(Your goal)
Take the line containing "What does this" and every line after it in the data below, and print them exactly as given, with nothing else.

[start Material]

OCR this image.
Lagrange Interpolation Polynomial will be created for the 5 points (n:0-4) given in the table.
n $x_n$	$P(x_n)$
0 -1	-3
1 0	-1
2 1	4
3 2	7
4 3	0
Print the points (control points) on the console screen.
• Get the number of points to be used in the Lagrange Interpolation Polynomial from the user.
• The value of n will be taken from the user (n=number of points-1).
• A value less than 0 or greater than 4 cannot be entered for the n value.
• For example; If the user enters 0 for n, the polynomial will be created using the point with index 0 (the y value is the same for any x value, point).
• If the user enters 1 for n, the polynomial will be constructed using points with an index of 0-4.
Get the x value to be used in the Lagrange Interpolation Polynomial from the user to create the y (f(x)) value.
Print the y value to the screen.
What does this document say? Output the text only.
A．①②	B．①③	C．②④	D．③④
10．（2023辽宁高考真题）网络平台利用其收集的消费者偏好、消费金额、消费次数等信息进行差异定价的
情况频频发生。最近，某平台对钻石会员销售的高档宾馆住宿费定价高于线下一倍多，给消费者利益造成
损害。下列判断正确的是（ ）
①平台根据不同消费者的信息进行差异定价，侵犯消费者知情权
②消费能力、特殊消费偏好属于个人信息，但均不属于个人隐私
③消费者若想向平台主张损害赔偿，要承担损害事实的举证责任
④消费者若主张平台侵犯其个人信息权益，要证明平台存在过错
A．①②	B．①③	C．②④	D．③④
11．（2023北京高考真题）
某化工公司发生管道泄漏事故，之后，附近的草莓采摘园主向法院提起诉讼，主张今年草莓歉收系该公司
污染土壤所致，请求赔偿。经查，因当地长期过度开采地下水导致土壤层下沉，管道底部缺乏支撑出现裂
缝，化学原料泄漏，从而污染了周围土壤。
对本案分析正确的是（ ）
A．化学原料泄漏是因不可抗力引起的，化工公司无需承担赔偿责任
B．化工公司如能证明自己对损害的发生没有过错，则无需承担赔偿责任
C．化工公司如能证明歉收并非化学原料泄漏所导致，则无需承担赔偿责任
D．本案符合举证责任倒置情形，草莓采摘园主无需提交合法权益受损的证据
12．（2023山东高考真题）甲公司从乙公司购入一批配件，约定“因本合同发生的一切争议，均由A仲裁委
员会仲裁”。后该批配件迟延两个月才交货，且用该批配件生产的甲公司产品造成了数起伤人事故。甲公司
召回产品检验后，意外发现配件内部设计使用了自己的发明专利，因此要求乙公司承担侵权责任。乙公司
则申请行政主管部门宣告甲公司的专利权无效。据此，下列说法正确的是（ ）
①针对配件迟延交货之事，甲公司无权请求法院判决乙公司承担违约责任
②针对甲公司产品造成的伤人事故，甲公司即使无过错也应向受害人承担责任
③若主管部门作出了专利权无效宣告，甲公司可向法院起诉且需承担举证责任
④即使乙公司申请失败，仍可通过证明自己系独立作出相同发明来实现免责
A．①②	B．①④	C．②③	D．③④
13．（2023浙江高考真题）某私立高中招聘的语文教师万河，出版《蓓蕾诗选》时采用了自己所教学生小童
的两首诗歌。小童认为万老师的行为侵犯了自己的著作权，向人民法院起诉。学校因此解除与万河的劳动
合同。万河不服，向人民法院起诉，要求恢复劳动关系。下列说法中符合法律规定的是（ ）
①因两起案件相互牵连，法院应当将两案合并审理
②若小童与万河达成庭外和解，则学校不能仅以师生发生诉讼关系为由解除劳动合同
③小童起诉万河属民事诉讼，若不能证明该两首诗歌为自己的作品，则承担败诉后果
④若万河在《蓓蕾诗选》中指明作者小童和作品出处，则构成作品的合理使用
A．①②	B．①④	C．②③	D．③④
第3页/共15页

[end Material]

(Response to the exercise)
What does this document say? Output the text only.
A．①②	B．①③	C．②④	D．③④
10．（2023辽宁高考真题）网络平台利用其收集的消费者偏好、消费金额、消费次数等信息进行差异定价的
情况频频发生。最近，某平台对钻石会员销售的高档宾馆住宿费定价高于线下一倍多，给消费者利益造成
损害。下列判断正确的是（ ）
①平台根据不同消费者的信息进行差异定价，侵犯消费者知情权
②消费能力、特殊消费偏好属于个人信息，但均不属于个人隐私
③消费者若想向平台主张损害赔偿，要承担损害事实的举证责任
④消费者若主张平台侵犯其个人信息权益，要证明平台存在过错
A．①②	B．①③	C．②④	D．③④
11．（2023北京高考真题）
某化工公司发生管道泄漏事故，之后，附近的草莓采摘园主向法院提起诉讼，主张今年草莓歉收系该公司
污染土壤所致，请求赔偿。经查，因当地长期过度开采地下水导致土壤层下沉，管道底部缺乏支撑出现裂
缝，化学原料泄漏，从而污染了周围土壤。
对本案分析正确的是（ ）
A．化学原料泄漏是因不可抗力引起的，化工公司无需承担赔偿责任
B．化工公司如能证明自己对损害的发生没有过错，则无需承担赔偿责任
C．化工公司如能证明歉收并非化学原料泄漏所导致，则无需承担赔偿责任
D．本案符合举证责任倒置情形，草莓采摘园主无需提交合法权益受损的证据
12．（2023山东高考真题）甲公司从乙公司购入一批配件，约定“因本合同发生的一切争议，均由A仲裁委
员会仲裁”。后该批配件迟延两个月才交货，且用该批配件生产的甲公司产品造成了数起伤人事故。甲公司
召回产品检验后，意外发现配件内部设计使用了自己的发明专利，因此要求乙公司承担侵权责任。乙公司
则申请行政主管部门宣告甲公司的专利权无效。据此，下列说法正确的是（ ）
①针对配件迟延交货之事，甲公司无权请求法院判决乙公司承担违约责任
②针对甲公司产品造成的伤人事故，甲公司即使无过错也应向受害人承担责任
③若主管部门作出了专利权无效宣告，甲公司可向法院起诉且需承担举证责任
④即使乙公司申请失败，仍可通过证明自己系独立作出相同发明来实现免责
A．①②	B．①④	C．②③	D．③④
13．（2023浙江高考真题）某私立高中招聘的语文教师万河，出版《蓓蕾诗选》时采用了自己所教学生小童
的两首诗歌。小童认为万老师的行为侵犯了自己的著作权，向人民法院起诉。学校因此解除与万河的劳动
合同。万河不服，向人民法院起诉，要求恢复劳动关系。下列说法中符合法律规定的是（ ）
①因两起案件相互牵连，法院应当将两案合并审理
②若小童与万河达成庭外和解，则学校不能仅以师生发生诉讼关系为由解除劳动合同
③小童起诉万河属民事诉讼，若不能证明该两首诗歌为自己的作品，则承担败诉后果
④若万河在《蓓蕾诗选》中指明作者小童和作品出处，则构成作品的合理使用
A．①②	B．①④	C．②③	D．③④
第3页/共15页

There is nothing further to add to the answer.